● **TASK DIRECTIONS**
Without the images, write out all of the following entries exactly.

Stored data:
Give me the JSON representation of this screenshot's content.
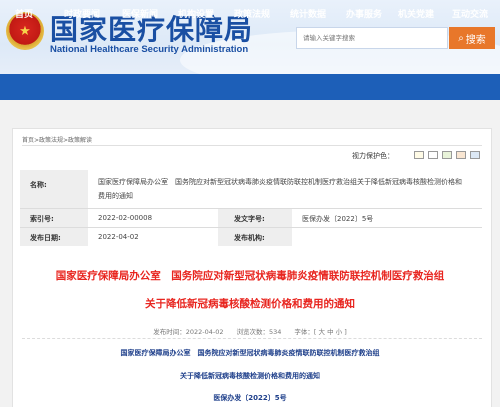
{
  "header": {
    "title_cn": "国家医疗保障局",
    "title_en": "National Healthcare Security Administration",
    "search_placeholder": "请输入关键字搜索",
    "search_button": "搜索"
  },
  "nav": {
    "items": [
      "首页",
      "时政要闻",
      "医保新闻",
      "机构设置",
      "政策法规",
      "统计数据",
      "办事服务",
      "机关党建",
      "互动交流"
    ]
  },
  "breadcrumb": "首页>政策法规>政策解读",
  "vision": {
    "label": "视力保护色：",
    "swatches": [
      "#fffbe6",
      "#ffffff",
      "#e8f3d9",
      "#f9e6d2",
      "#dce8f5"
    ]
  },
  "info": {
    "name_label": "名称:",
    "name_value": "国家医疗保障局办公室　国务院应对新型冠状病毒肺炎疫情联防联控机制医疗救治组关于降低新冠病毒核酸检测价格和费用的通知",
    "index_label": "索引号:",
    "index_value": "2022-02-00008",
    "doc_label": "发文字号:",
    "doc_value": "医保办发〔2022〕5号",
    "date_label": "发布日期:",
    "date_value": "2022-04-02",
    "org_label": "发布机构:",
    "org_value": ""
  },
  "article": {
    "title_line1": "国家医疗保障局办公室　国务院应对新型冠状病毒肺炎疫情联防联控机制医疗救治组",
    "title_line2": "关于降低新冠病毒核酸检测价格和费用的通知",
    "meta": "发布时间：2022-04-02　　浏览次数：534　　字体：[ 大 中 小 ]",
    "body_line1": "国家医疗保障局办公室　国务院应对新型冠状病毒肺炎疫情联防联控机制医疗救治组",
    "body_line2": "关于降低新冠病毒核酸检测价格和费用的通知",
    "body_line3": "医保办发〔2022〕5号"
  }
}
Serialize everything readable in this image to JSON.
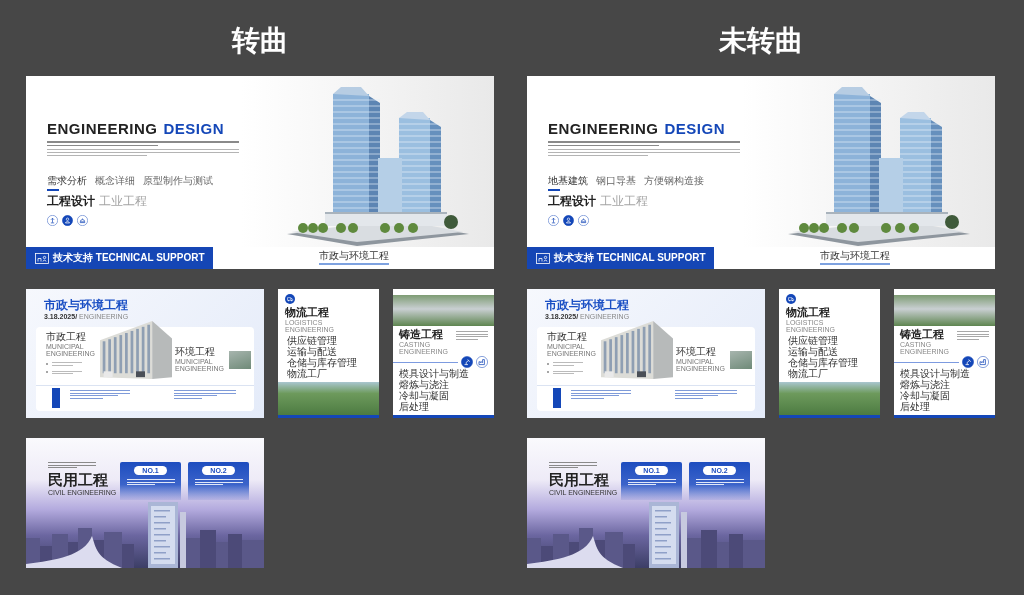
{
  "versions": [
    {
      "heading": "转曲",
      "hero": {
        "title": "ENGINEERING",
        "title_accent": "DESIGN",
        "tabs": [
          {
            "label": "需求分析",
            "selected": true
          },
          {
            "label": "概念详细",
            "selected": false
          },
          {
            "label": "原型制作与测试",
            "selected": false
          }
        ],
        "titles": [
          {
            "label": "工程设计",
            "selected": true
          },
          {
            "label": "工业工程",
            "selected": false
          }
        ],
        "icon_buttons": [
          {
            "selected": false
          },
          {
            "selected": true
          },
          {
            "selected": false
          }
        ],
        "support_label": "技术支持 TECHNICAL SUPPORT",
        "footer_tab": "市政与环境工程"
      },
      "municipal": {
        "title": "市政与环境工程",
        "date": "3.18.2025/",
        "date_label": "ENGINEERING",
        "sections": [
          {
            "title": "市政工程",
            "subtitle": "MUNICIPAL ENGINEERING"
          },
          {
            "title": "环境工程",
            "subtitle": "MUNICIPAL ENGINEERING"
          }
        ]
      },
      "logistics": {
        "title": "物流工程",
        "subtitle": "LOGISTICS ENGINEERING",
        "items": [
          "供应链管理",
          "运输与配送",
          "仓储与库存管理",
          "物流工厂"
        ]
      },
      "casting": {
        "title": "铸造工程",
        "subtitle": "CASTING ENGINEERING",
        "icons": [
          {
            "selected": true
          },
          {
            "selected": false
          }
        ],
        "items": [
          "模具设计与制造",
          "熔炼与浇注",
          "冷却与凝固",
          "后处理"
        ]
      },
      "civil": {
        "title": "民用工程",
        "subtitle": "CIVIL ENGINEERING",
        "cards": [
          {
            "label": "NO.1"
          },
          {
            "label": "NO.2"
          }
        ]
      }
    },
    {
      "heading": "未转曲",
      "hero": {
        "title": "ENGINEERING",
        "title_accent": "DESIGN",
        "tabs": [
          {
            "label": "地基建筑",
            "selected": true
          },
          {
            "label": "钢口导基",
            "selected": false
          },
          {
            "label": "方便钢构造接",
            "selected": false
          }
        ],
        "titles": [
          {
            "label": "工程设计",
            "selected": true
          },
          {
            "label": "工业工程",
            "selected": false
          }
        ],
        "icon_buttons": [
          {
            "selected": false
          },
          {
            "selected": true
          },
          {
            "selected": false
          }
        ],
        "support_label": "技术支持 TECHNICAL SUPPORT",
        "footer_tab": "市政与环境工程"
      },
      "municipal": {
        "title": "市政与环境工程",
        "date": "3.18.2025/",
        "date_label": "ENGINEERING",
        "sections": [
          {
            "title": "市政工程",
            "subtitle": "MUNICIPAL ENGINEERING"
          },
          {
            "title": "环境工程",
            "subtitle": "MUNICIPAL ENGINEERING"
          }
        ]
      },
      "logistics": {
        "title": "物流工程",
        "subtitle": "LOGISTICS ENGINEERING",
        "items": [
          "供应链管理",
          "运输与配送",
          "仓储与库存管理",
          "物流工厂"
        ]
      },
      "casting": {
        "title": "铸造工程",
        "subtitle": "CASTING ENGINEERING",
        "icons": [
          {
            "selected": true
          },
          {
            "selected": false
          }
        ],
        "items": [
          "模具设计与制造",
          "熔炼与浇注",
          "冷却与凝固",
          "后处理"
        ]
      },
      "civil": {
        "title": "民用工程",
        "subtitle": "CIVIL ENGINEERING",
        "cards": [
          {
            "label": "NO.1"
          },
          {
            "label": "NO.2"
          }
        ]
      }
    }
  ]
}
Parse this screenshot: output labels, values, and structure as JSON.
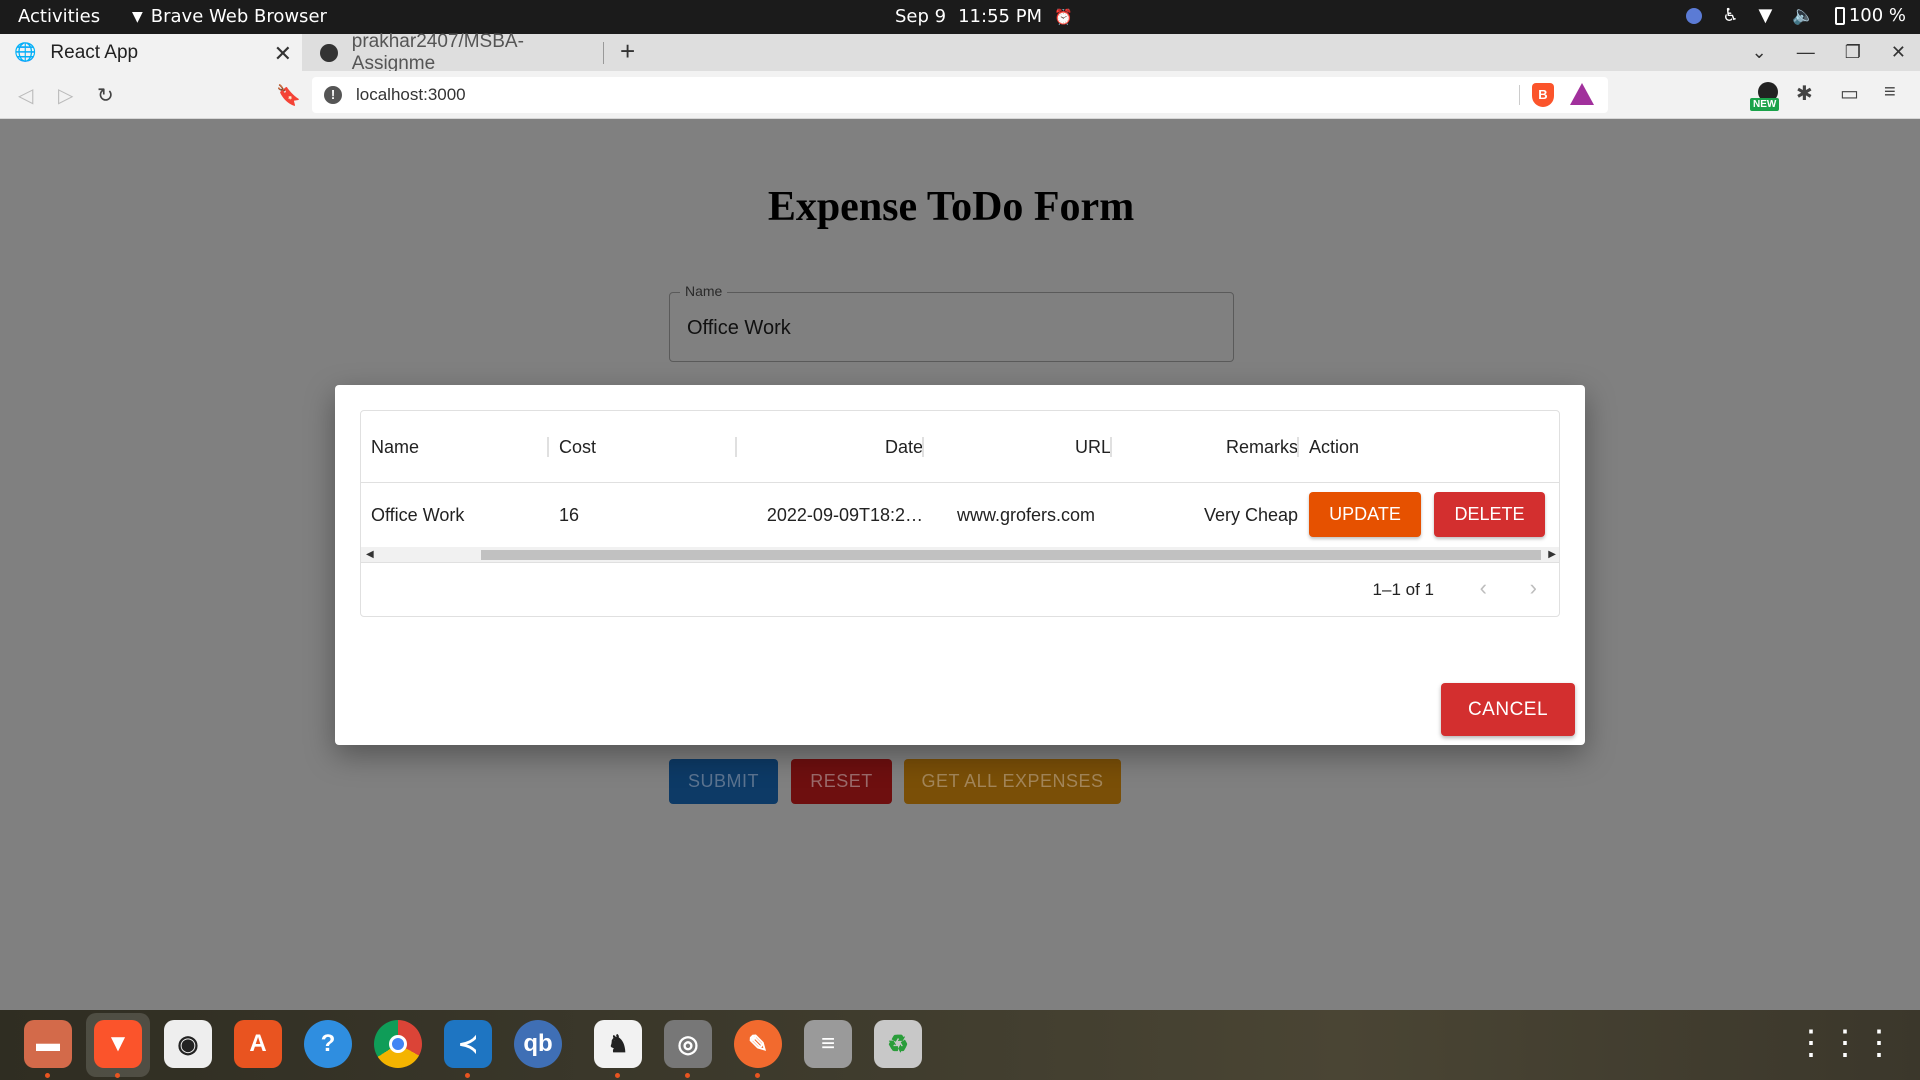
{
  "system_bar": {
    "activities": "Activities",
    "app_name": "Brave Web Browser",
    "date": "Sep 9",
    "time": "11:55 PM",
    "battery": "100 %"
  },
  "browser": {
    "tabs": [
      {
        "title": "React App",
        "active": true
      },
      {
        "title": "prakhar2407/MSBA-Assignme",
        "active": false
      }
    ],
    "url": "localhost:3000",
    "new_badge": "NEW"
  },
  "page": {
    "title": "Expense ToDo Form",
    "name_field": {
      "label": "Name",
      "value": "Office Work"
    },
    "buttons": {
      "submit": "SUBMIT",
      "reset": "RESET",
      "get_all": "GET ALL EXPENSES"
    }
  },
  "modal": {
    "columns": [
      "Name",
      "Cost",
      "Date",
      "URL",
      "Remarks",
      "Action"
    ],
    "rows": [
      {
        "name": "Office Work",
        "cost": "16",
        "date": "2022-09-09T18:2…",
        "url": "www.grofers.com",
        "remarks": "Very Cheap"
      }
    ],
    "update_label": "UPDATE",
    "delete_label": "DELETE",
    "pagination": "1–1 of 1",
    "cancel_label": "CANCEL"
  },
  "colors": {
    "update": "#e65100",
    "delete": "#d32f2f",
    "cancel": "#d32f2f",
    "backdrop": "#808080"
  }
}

● **RESPONSE BELOW**
Give me the JSON representation of this screenshot's content.
{
  "header": {
    "title_cn": "国家医疗保障局",
    "title_en": "National Healthcare Security Administration",
    "search_placeholder": "请输入关键字搜索",
    "search_button": "搜索"
  },
  "nav": {
    "items": [
      "首页",
      "时政要闻",
      "医保新闻",
      "机构设置",
      "政策法规",
      "统计数据",
      "办事服务",
      "机关党建",
      "互动交流"
    ]
  },
  "breadcrumb": "首页>政策法规>政策解读",
  "vision": {
    "label": "视力保护色：",
    "swatches": [
      "#fffbe6",
      "#ffffff",
      "#e8f3d9",
      "#f9e6d2",
      "#dce8f5"
    ]
  },
  "info": {
    "name_label": "名称:",
    "name_value": "国家医疗保障局办公室　国务院应对新型冠状病毒肺炎疫情联防联控机制医疗救治组关于降低新冠病毒核酸检测价格和费用的通知",
    "index_label": "索引号:",
    "index_value": "2022-02-00008",
    "doc_label": "发文字号:",
    "doc_value": "医保办发〔2022〕5号",
    "date_label": "发布日期:",
    "date_value": "2022-04-02",
    "org_label": "发布机构:",
    "org_value": ""
  },
  "article": {
    "title_line1": "国家医疗保障局办公室　国务院应对新型冠状病毒肺炎疫情联防联控机制医疗救治组",
    "title_line2": "关于降低新冠病毒核酸检测价格和费用的通知",
    "meta": "发布时间：2022-04-02　　浏览次数：534　　字体：[ 大 中 小 ]",
    "body_line1": "国家医疗保障局办公室　国务院应对新型冠状病毒肺炎疫情联防联控机制医疗救治组",
    "body_line2": "关于降低新冠病毒核酸检测价格和费用的通知",
    "body_line3": "医保办发〔2022〕5号"
  }
}
Serialize everything readable in this image to JSON.
{
  "versions": [
    {
      "heading": "转曲",
      "hero": {
        "title": "ENGINEERING",
        "title_accent": "DESIGN",
        "tabs": [
          {
            "label": "需求分析",
            "selected": true
          },
          {
            "label": "概念详细",
            "selected": false
          },
          {
            "label": "原型制作与测试",
            "selected": false
          }
        ],
        "titles": [
          {
            "label": "工程设计",
            "selected": true
          },
          {
            "label": "工业工程",
            "selected": false
          }
        ],
        "icon_buttons": [
          {
            "selected": false
          },
          {
            "selected": true
          },
          {
            "selected": false
          }
        ],
        "support_label": "技术支持 TECHNICAL SUPPORT",
        "footer_tab": "市政与环境工程"
      },
      "municipal": {
        "title": "市政与环境工程",
        "date": "3.18.2025/",
        "date_label": "ENGINEERING",
        "sections": [
          {
            "title": "市政工程",
            "subtitle": "MUNICIPAL ENGINEERING"
          },
          {
            "title": "环境工程",
            "subtitle": "MUNICIPAL ENGINEERING"
          }
        ]
      },
      "logistics": {
        "title": "物流工程",
        "subtitle": "LOGISTICS ENGINEERING",
        "items": [
          "供应链管理",
          "运输与配送",
          "仓储与库存管理",
          "物流工厂"
        ]
      },
      "casting": {
        "title": "铸造工程",
        "subtitle": "CASTING ENGINEERING",
        "icons": [
          {
            "selected": true
          },
          {
            "selected": false
          }
        ],
        "items": [
          "模具设计与制造",
          "熔炼与浇注",
          "冷却与凝固",
          "后处理"
        ]
      },
      "civil": {
        "title": "民用工程",
        "subtitle": "CIVIL ENGINEERING",
        "cards": [
          {
            "label": "NO.1"
          },
          {
            "label": "NO.2"
          }
        ]
      }
    },
    {
      "heading": "未转曲",
      "hero": {
        "title": "ENGINEERING",
        "title_accent": "DESIGN",
        "tabs": [
          {
            "label": "地基建筑",
            "selected": true
          },
          {
            "label": "钢口导基",
            "selected": false
          },
          {
            "label": "方便钢构造接",
            "selected": false
          }
        ],
        "titles": [
          {
            "label": "工程设计",
            "selected": true
          },
          {
            "label": "工业工程",
            "selected": false
          }
        ],
        "icon_buttons": [
          {
            "selected": false
          },
          {
            "selected": true
          },
          {
            "selected": false
          }
        ],
        "support_label": "技术支持 TECHNICAL SUPPORT",
        "footer_tab": "市政与环境工程"
      },
      "municipal": {
        "title": "市政与环境工程",
        "date": "3.18.2025/",
        "date_label": "ENGINEERING",
        "sections": [
          {
            "title": "市政工程",
            "subtitle": "MUNICIPAL ENGINEERING"
          },
          {
            "title": "环境工程",
            "subtitle": "MUNICIPAL ENGINEERING"
          }
        ]
      },
      "logistics": {
        "title": "物流工程",
        "subtitle": "LOGISTICS ENGINEERING",
        "items": [
          "供应链管理",
          "运输与配送",
          "仓储与库存管理",
          "物流工厂"
        ]
      },
      "casting": {
        "title": "铸造工程",
        "subtitle": "CASTING ENGINEERING",
        "icons": [
          {
            "selected": true
          },
          {
            "selected": false
          }
        ],
        "items": [
          "模具设计与制造",
          "熔炼与浇注",
          "冷却与凝固",
          "后处理"
        ]
      },
      "civil": {
        "title": "民用工程",
        "subtitle": "CIVIL ENGINEERING",
        "cards": [
          {
            "label": "NO.1"
          },
          {
            "label": "NO.2"
          }
        ]
      }
    }
  ]
}
Parse this screenshot: output labels, values, and structure as JSON.
{
  "system_bar": {
    "activities": "Activities",
    "app_name": "Brave Web Browser",
    "date": "Sep 9",
    "time": "11:55 PM",
    "battery": "100 %"
  },
  "browser": {
    "tabs": [
      {
        "title": "React App",
        "active": true
      },
      {
        "title": "prakhar2407/MSBA-Assignme",
        "active": false
      }
    ],
    "url": "localhost:3000",
    "new_badge": "NEW"
  },
  "page": {
    "title": "Expense ToDo Form",
    "name_field": {
      "label": "Name",
      "value": "Office Work"
    },
    "buttons": {
      "submit": "SUBMIT",
      "reset": "RESET",
      "get_all": "GET ALL EXPENSES"
    }
  },
  "modal": {
    "columns": [
      "Name",
      "Cost",
      "Date",
      "URL",
      "Remarks",
      "Action"
    ],
    "rows": [
      {
        "name": "Office Work",
        "cost": "16",
        "date": "2022-09-09T18:2…",
        "url": "www.grofers.com",
        "remarks": "Very Cheap"
      }
    ],
    "update_label": "UPDATE",
    "delete_label": "DELETE",
    "pagination": "1–1 of 1",
    "cancel_label": "CANCEL"
  },
  "colors": {
    "update": "#e65100",
    "delete": "#d32f2f",
    "cancel": "#d32f2f",
    "backdrop": "#808080"
  }
}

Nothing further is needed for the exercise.